YOUR OBJECTIVE:
The records below are to be repeated in full, exactly as they are.

PROVIDED INFORMATION:
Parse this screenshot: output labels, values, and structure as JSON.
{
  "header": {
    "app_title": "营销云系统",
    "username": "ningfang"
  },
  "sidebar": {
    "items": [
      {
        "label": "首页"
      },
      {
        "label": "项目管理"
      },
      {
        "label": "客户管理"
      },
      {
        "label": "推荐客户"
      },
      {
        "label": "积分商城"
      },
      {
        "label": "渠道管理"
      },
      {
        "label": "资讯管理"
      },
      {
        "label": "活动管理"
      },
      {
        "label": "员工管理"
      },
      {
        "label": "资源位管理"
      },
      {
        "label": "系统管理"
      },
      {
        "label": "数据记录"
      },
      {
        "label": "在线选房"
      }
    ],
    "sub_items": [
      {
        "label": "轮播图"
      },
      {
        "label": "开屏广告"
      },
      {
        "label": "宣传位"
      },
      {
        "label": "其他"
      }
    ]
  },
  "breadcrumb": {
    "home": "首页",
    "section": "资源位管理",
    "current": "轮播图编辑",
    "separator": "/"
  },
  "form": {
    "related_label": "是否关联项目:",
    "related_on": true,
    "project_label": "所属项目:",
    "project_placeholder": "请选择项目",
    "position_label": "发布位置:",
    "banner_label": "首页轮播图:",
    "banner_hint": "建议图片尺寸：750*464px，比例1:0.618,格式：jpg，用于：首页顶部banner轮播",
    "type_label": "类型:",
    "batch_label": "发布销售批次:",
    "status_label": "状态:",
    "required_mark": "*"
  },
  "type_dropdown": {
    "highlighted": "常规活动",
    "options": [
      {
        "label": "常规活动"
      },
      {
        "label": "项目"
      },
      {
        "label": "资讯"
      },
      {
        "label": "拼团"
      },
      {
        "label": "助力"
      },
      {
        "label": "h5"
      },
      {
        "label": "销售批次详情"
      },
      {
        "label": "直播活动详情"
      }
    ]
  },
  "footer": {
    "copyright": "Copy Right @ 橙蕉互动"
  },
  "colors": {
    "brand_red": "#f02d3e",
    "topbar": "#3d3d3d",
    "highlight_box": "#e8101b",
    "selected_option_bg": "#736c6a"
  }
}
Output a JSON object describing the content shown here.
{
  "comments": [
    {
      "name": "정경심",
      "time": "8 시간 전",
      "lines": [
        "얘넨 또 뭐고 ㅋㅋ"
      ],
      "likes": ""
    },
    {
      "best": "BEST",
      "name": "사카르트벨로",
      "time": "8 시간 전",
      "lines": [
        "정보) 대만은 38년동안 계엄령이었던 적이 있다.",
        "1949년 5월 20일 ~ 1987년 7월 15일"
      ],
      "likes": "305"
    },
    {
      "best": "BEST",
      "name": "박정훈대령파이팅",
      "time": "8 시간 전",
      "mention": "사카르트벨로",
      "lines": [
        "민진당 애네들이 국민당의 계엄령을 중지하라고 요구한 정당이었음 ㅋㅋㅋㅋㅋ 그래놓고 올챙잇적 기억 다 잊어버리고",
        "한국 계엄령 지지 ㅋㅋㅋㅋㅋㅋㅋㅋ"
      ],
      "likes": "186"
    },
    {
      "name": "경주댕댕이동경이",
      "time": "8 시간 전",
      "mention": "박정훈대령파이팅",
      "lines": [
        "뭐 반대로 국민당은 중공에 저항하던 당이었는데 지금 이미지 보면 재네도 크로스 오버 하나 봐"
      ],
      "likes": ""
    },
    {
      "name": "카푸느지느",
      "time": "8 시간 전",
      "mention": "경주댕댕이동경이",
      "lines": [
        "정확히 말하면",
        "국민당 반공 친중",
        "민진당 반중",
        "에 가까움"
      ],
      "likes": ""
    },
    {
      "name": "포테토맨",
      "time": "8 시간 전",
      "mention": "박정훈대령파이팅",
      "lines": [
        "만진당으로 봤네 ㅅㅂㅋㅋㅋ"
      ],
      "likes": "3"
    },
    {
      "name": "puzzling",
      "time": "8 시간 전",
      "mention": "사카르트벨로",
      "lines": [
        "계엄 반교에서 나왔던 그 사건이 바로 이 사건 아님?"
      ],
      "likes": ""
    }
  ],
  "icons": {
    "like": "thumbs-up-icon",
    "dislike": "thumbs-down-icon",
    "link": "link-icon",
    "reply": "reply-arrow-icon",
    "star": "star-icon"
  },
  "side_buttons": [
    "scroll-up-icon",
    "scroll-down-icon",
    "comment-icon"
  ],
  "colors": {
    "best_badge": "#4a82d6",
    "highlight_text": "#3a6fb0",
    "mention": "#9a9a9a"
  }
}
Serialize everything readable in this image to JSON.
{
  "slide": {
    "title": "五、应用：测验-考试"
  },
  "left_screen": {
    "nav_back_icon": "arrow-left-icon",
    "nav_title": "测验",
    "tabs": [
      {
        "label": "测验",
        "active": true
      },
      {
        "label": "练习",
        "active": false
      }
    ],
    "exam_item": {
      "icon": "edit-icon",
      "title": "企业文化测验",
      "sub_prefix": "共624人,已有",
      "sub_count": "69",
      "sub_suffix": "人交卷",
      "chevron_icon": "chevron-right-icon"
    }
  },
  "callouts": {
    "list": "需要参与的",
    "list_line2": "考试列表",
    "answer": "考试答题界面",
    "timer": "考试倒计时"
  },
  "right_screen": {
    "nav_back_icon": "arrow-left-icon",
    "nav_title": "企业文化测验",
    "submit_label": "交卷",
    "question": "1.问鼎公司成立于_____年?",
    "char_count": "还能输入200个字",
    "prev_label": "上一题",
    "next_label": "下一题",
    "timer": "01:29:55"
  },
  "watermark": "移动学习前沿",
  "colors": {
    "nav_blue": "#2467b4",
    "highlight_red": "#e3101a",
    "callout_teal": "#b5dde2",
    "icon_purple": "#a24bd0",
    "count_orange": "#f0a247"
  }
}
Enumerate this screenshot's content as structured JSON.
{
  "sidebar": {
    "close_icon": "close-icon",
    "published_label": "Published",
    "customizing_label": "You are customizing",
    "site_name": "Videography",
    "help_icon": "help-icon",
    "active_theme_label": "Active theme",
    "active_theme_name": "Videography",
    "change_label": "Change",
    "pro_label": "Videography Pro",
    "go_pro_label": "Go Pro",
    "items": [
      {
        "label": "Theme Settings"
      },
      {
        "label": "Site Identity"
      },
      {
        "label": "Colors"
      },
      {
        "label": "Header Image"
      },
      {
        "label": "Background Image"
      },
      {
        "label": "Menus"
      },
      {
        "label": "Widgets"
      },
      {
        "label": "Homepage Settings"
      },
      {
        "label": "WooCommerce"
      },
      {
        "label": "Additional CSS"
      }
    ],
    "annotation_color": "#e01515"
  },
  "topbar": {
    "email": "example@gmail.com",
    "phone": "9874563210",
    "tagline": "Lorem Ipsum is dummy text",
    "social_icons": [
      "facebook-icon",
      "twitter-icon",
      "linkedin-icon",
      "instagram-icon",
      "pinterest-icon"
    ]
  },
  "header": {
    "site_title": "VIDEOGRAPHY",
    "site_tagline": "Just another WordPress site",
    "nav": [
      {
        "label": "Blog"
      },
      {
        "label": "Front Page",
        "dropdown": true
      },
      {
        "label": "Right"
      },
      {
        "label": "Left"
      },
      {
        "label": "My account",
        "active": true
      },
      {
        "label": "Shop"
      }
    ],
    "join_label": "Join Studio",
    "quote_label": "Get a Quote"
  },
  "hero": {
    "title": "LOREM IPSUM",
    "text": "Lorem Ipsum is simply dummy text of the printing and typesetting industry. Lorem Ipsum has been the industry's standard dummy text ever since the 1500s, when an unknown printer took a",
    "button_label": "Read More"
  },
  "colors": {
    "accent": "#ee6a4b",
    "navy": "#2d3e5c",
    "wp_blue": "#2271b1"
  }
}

THE OUTPUT:
Parse this screenshot: output labels, values, and structure as JSON.
{
  "header": {
    "app_title": "营销云系统",
    "username": "ningfang"
  },
  "sidebar": {
    "items": [
      {
        "label": "首页"
      },
      {
        "label": "项目管理"
      },
      {
        "label": "客户管理"
      },
      {
        "label": "推荐客户"
      },
      {
        "label": "积分商城"
      },
      {
        "label": "渠道管理"
      },
      {
        "label": "资讯管理"
      },
      {
        "label": "活动管理"
      },
      {
        "label": "员工管理"
      },
      {
        "label": "资源位管理"
      },
      {
        "label": "系统管理"
      },
      {
        "label": "数据记录"
      },
      {
        "label": "在线选房"
      }
    ],
    "sub_items": [
      {
        "label": "轮播图"
      },
      {
        "label": "开屏广告"
      },
      {
        "label": "宣传位"
      },
      {
        "label": "其他"
      }
    ]
  },
  "breadcrumb": {
    "home": "首页",
    "section": "资源位管理",
    "current": "轮播图编辑",
    "separator": "/"
  },
  "form": {
    "related_label": "是否关联项目:",
    "related_on": true,
    "project_label": "所属项目:",
    "project_placeholder": "请选择项目",
    "position_label": "发布位置:",
    "banner_label": "首页轮播图:",
    "banner_hint": "建议图片尺寸：750*464px，比例1:0.618,格式：jpg，用于：首页顶部banner轮播",
    "type_label": "类型:",
    "batch_label": "发布销售批次:",
    "status_label": "状态:",
    "required_mark": "*"
  },
  "type_dropdown": {
    "highlighted": "常规活动",
    "options": [
      {
        "label": "常规活动"
      },
      {
        "label": "项目"
      },
      {
        "label": "资讯"
      },
      {
        "label": "拼团"
      },
      {
        "label": "助力"
      },
      {
        "label": "h5"
      },
      {
        "label": "销售批次详情"
      },
      {
        "label": "直播活动详情"
      }
    ]
  },
  "footer": {
    "copyright": "Copy Right @ 橙蕉互动"
  },
  "colors": {
    "brand_red": "#f02d3e",
    "topbar": "#3d3d3d",
    "highlight_box": "#e8101b",
    "selected_option_bg": "#736c6a"
  }
}
Output a JSON object describing the content shown here.
{
  "comments": [
    {
      "name": "정경심",
      "time": "8 시간 전",
      "lines": [
        "얘넨 또 뭐고 ㅋㅋ"
      ],
      "likes": ""
    },
    {
      "best": "BEST",
      "name": "사카르트벨로",
      "time": "8 시간 전",
      "lines": [
        "정보) 대만은 38년동안 계엄령이었던 적이 있다.",
        "1949년 5월 20일 ~ 1987년 7월 15일"
      ],
      "likes": "305"
    },
    {
      "best": "BEST",
      "name": "박정훈대령파이팅",
      "time": "8 시간 전",
      "mention": "사카르트벨로",
      "lines": [
        "민진당 애네들이 국민당의 계엄령을 중지하라고 요구한 정당이었음 ㅋㅋㅋㅋㅋ 그래놓고 올챙잇적 기억 다 잊어버리고",
        "한국 계엄령 지지 ㅋㅋㅋㅋㅋㅋㅋㅋ"
      ],
      "likes": "186"
    },
    {
      "name": "경주댕댕이동경이",
      "time": "8 시간 전",
      "mention": "박정훈대령파이팅",
      "lines": [
        "뭐 반대로 국민당은 중공에 저항하던 당이었는데 지금 이미지 보면 재네도 크로스 오버 하나 봐"
      ],
      "likes": ""
    },
    {
      "name": "카푸느지느",
      "time": "8 시간 전",
      "mention": "경주댕댕이동경이",
      "lines": [
        "정확히 말하면",
        "국민당 반공 친중",
        "민진당 반중",
        "에 가까움"
      ],
      "likes": ""
    },
    {
      "name": "포테토맨",
      "time": "8 시간 전",
      "mention": "박정훈대령파이팅",
      "lines": [
        "만진당으로 봤네 ㅅㅂㅋㅋㅋ"
      ],
      "likes": "3"
    },
    {
      "name": "puzzling",
      "time": "8 시간 전",
      "mention": "사카르트벨로",
      "lines": [
        "계엄 반교에서 나왔던 그 사건이 바로 이 사건 아님?"
      ],
      "likes": ""
    }
  ],
  "icons": {
    "like": "thumbs-up-icon",
    "dislike": "thumbs-down-icon",
    "link": "link-icon",
    "reply": "reply-arrow-icon",
    "star": "star-icon"
  },
  "side_buttons": [
    "scroll-up-icon",
    "scroll-down-icon",
    "comment-icon"
  ],
  "colors": {
    "best_badge": "#4a82d6",
    "highlight_text": "#3a6fb0",
    "mention": "#9a9a9a"
  }
}
Serialize everything readable in this image to JSON.
{
  "slide": {
    "title": "五、应用：测验-考试"
  },
  "left_screen": {
    "nav_back_icon": "arrow-left-icon",
    "nav_title": "测验",
    "tabs": [
      {
        "label": "测验",
        "active": true
      },
      {
        "label": "练习",
        "active": false
      }
    ],
    "exam_item": {
      "icon": "edit-icon",
      "title": "企业文化测验",
      "sub_prefix": "共624人,已有",
      "sub_count": "69",
      "sub_suffix": "人交卷",
      "chevron_icon": "chevron-right-icon"
    }
  },
  "callouts": {
    "list": "需要参与的",
    "list_line2": "考试列表",
    "answer": "考试答题界面",
    "timer": "考试倒计时"
  },
  "right_screen": {
    "nav_back_icon": "arrow-left-icon",
    "nav_title": "企业文化测验",
    "submit_label": "交卷",
    "question": "1.问鼎公司成立于_____年?",
    "char_count": "还能输入200个字",
    "prev_label": "上一题",
    "next_label": "下一题",
    "timer": "01:29:55"
  },
  "watermark": "移动学习前沿",
  "colors": {
    "nav_blue": "#2467b4",
    "highlight_red": "#e3101a",
    "callout_teal": "#b5dde2",
    "icon_purple": "#a24bd0",
    "count_orange": "#f0a247"
  }
}
Enumerate this screenshot's content as structured JSON.
{
  "sidebar": {
    "close_icon": "close-icon",
    "published_label": "Published",
    "customizing_label": "You are customizing",
    "site_name": "Videography",
    "help_icon": "help-icon",
    "active_theme_label": "Active theme",
    "active_theme_name": "Videography",
    "change_label": "Change",
    "pro_label": "Videography Pro",
    "go_pro_label": "Go Pro",
    "items": [
      {
        "label": "Theme Settings"
      },
      {
        "label": "Site Identity"
      },
      {
        "label": "Colors"
      },
      {
        "label": "Header Image"
      },
      {
        "label": "Background Image"
      },
      {
        "label": "Menus"
      },
      {
        "label": "Widgets"
      },
      {
        "label": "Homepage Settings"
      },
      {
        "label": "WooCommerce"
      },
      {
        "label": "Additional CSS"
      }
    ],
    "annotation_color": "#e01515"
  },
  "topbar": {
    "email": "example@gmail.com",
    "phone": "9874563210",
    "tagline": "Lorem Ipsum is dummy text",
    "social_icons": [
      "facebook-icon",
      "twitter-icon",
      "linkedin-icon",
      "instagram-icon",
      "pinterest-icon"
    ]
  },
  "header": {
    "site_title": "VIDEOGRAPHY",
    "site_tagline": "Just another WordPress site",
    "nav": [
      {
        "label": "Blog"
      },
      {
        "label": "Front Page",
        "dropdown": true
      },
      {
        "label": "Right"
      },
      {
        "label": "Left"
      },
      {
        "label": "My account",
        "active": true
      },
      {
        "label": "Shop"
      }
    ],
    "join_label": "Join Studio",
    "quote_label": "Get a Quote"
  },
  "hero": {
    "title": "LOREM IPSUM",
    "text": "Lorem Ipsum is simply dummy text of the printing and typesetting industry. Lorem Ipsum has been the industry's standard dummy text ever since the 1500s, when an unknown printer took a",
    "button_label": "Read More"
  },
  "colors": {
    "accent": "#ee6a4b",
    "navy": "#2d3e5c",
    "wp_blue": "#2271b1"
  }
}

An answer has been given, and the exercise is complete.